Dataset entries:

'''

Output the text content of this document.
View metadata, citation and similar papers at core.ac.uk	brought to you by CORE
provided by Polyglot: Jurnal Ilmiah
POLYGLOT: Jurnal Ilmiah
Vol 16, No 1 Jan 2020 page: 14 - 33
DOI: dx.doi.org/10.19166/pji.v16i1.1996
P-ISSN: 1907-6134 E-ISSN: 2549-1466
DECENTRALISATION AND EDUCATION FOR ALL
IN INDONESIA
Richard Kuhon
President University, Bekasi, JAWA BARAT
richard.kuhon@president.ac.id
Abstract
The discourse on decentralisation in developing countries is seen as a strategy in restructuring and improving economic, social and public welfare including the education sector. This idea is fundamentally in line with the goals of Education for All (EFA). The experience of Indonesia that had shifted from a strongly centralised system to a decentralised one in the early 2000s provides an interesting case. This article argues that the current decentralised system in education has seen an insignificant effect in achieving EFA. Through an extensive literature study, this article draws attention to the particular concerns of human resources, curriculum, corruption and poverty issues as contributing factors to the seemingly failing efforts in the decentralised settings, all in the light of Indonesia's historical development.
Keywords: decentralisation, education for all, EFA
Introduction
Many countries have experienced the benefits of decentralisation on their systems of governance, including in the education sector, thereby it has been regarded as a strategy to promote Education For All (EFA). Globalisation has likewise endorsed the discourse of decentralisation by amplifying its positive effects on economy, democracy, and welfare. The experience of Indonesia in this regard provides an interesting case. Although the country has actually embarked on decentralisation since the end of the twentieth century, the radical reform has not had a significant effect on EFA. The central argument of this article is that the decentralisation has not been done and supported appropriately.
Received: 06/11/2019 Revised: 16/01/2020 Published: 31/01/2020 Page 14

'''

◆ Task requirements:
Output all of the data above without any alteration.

◆ Expected answer:
Output the text content of this document.
View metadata, citation and similar papers at core.ac.uk	brought to you by CORE
provided by Polyglot: Jurnal Ilmiah
POLYGLOT: Jurnal Ilmiah
Vol 16, No 1 Jan 2020 page: 14 - 33
DOI: dx.doi.org/10.19166/pji.v16i1.1996
P-ISSN: 1907-6134 E-ISSN: 2549-1466
DECENTRALISATION AND EDUCATION FOR ALL
IN INDONESIA
Richard Kuhon
President University, Bekasi, JAWA BARAT
richard.kuhon@president.ac.id
Abstract
The discourse on decentralisation in developing countries is seen as a strategy in restructuring and improving economic, social and public welfare including the education sector. This idea is fundamentally in line with the goals of Education for All (EFA). The experience of Indonesia that had shifted from a strongly centralised system to a decentralised one in the early 2000s provides an interesting case. This article argues that the current decentralised system in education has seen an insignificant effect in achieving EFA. Through an extensive literature study, this article draws attention to the particular concerns of human resources, curriculum, corruption and poverty issues as contributing factors to the seemingly failing efforts in the decentralised settings, all in the light of Indonesia's historical development.
Keywords: decentralisation, education for all, EFA
Introduction
Many countries have experienced the benefits of decentralisation on their systems of governance, including in the education sector, thereby it has been regarded as a strategy to promote Education For All (EFA). Globalisation has likewise endorsed the discourse of decentralisation by amplifying its positive effects on economy, democracy, and welfare. The experience of Indonesia in this regard provides an interesting case. Although the country has actually embarked on decentralisation since the end of the twentieth century, the radical reform has not had a significant effect on EFA. The central argument of this article is that the decentralisation has not been done and supported appropriately.
Received: 06/11/2019 Revised: 16/01/2020 Published: 31/01/2020 Page 14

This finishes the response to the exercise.